WRITTEN PROBLEM » Wherever a line in the data below holds "Additional", copy that line.

(Collected data entries)
+ + +

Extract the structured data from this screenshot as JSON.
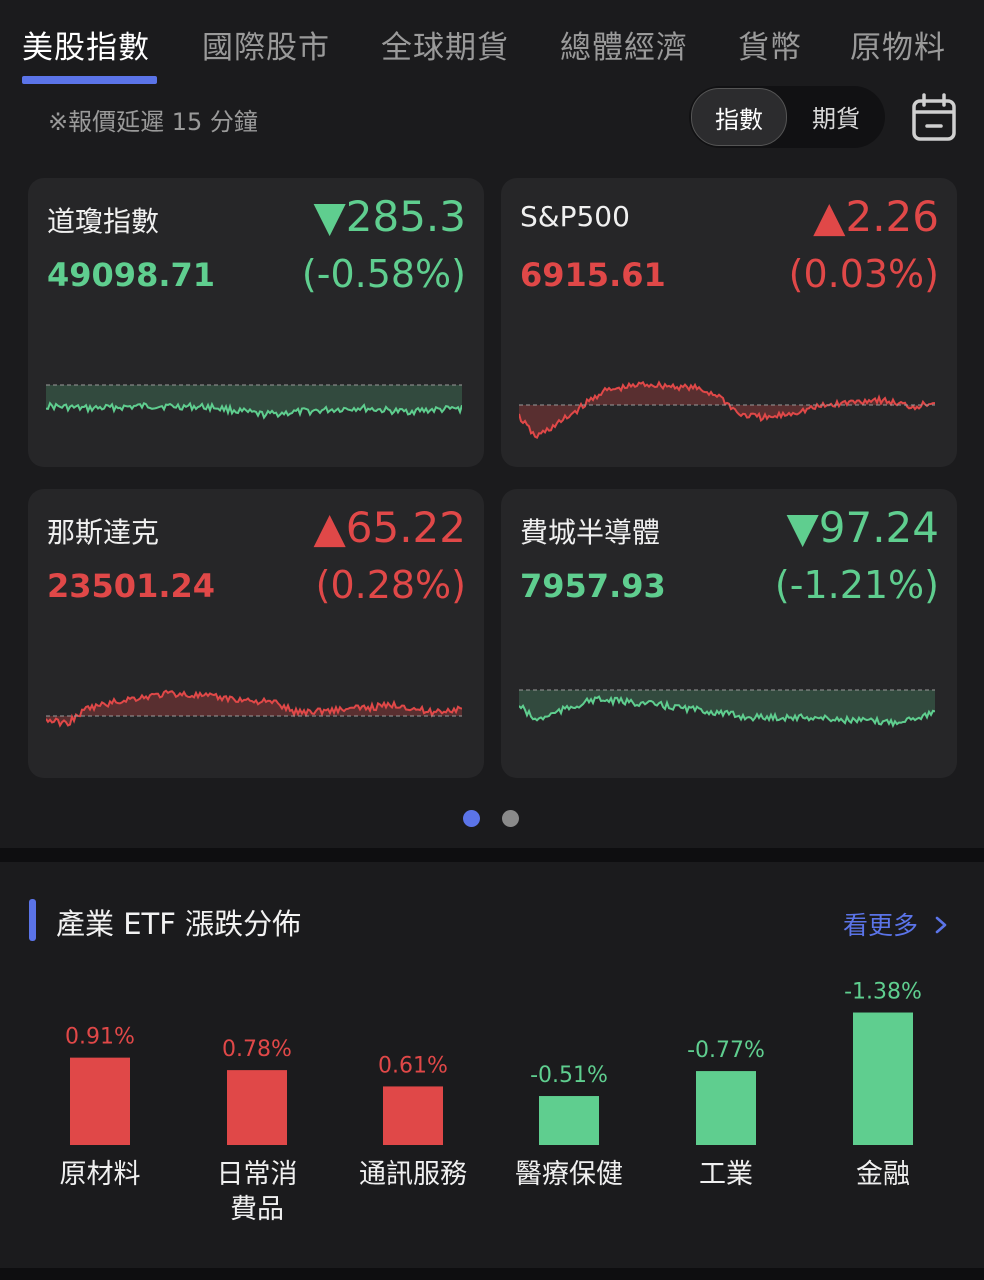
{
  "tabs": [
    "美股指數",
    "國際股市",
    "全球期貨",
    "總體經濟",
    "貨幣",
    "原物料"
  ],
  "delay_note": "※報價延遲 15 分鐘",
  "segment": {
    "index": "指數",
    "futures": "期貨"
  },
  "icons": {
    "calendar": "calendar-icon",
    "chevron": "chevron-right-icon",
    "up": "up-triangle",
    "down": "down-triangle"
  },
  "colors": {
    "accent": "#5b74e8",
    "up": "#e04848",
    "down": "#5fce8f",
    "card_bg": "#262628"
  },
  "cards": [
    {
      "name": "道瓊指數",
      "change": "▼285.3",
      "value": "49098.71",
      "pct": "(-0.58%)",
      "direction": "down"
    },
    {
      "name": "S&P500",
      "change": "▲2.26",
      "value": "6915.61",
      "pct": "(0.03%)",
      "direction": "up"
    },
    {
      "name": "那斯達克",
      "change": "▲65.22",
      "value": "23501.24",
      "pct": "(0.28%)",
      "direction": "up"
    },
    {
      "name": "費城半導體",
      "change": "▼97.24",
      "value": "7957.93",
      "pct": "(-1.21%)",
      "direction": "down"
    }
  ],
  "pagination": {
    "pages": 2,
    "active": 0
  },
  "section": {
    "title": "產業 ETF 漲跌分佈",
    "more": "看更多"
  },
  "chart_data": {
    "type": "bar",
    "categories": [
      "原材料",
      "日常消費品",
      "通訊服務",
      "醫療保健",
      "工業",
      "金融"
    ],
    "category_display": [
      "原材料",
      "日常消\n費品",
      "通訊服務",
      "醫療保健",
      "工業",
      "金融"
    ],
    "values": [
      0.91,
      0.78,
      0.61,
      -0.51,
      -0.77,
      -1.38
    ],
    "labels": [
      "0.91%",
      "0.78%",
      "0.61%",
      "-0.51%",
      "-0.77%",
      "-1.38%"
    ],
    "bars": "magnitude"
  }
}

+ + +

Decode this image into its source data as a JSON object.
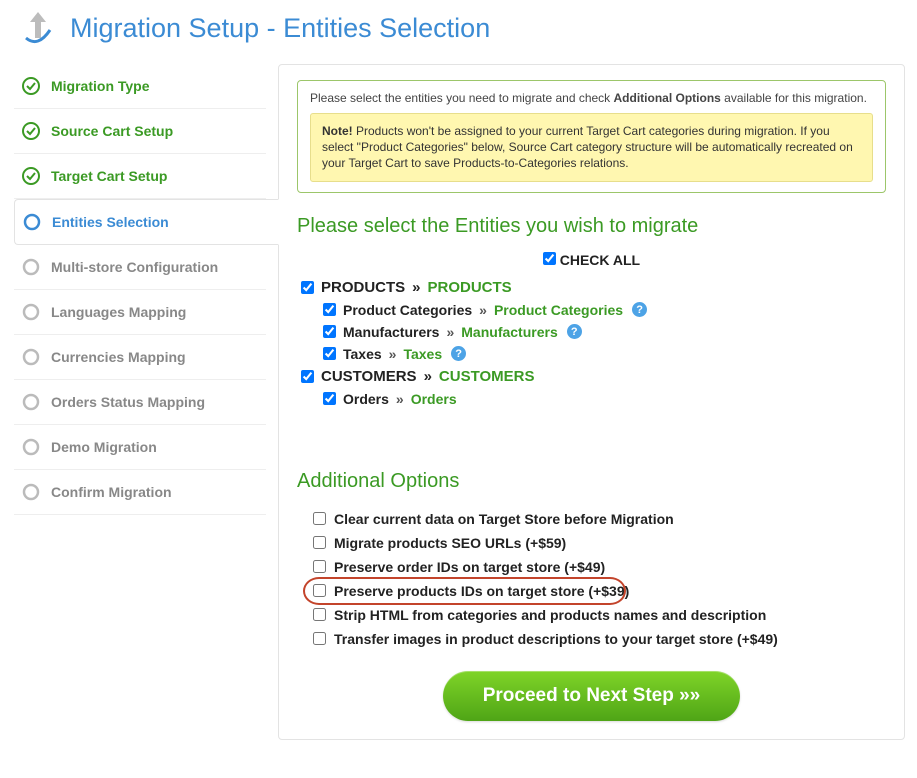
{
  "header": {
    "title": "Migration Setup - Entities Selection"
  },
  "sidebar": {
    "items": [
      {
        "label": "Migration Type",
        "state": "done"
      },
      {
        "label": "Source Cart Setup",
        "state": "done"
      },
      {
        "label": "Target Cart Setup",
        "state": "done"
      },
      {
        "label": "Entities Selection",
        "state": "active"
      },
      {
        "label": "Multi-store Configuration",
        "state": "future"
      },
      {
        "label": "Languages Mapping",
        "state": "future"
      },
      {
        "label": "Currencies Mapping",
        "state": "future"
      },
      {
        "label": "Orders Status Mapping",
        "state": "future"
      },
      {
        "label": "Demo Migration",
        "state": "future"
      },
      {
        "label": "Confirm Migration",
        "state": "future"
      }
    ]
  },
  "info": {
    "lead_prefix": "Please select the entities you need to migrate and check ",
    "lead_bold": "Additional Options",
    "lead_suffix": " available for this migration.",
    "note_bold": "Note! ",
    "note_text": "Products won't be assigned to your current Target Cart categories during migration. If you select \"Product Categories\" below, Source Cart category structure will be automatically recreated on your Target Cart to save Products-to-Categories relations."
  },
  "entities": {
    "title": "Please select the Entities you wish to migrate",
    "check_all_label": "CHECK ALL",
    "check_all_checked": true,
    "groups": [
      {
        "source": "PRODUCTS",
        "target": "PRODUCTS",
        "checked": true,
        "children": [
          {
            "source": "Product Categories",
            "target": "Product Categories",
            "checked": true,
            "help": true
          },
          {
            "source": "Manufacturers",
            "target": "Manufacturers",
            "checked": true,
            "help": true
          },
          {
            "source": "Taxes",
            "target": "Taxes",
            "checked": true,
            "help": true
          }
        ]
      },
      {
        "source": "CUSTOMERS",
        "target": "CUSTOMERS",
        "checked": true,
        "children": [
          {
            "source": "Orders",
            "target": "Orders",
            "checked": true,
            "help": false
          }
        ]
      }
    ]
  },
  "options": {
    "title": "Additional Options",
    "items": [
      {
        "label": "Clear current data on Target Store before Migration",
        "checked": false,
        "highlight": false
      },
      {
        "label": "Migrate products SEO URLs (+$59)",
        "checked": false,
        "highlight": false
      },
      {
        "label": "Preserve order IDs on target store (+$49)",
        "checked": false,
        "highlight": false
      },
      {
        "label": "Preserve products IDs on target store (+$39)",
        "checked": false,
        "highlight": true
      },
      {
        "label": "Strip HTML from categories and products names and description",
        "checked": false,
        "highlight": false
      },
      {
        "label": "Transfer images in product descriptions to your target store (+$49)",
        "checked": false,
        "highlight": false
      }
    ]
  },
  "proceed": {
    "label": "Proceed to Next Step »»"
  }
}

+ + +

RESPONSE TO THIS EXERCISE »
    "lead_bold": "Additional Options",
    "title": "Additional Options",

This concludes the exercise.